PROMPT
Every line in the data below that has the word "this" should be returned.

Entries taken from a collection
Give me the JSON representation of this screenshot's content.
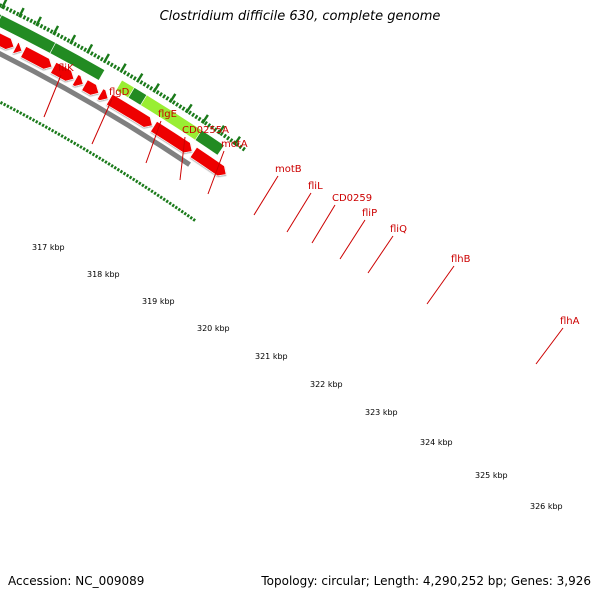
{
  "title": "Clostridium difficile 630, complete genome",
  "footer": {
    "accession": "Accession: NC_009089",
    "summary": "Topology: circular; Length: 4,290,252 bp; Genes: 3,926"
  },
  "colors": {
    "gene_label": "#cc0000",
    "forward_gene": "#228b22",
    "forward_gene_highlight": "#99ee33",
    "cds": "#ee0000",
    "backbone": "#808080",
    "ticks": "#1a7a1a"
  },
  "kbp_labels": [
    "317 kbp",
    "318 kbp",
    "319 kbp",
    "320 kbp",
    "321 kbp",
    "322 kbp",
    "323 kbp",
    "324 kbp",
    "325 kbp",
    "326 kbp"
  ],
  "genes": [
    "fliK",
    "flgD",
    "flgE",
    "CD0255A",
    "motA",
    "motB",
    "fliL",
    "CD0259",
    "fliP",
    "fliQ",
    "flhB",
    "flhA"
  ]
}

==

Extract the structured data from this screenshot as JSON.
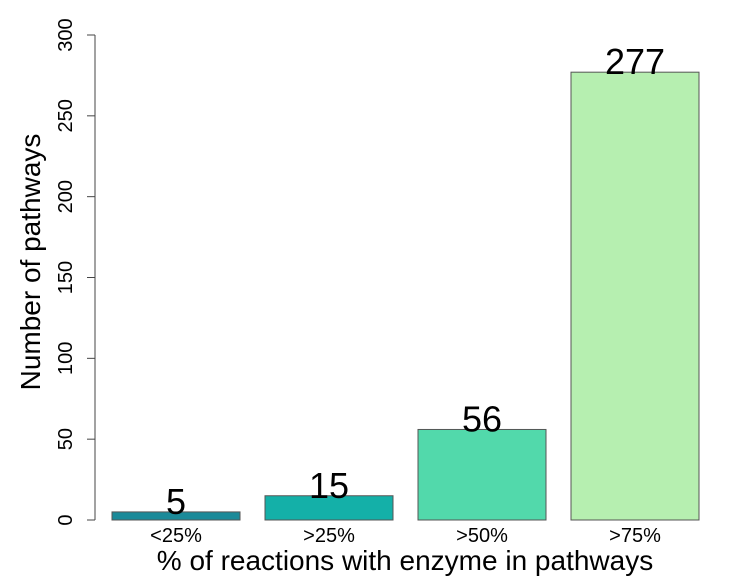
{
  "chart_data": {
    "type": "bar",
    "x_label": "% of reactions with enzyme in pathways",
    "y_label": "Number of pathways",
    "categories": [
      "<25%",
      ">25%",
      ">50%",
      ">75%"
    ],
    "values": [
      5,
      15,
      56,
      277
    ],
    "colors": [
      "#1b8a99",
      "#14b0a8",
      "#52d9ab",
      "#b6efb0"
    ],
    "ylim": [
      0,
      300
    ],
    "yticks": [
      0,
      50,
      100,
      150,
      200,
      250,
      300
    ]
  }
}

RESPONSE
Give me the JSON representation of this screenshot's content.
Extract the structured data from this screenshot as JSON.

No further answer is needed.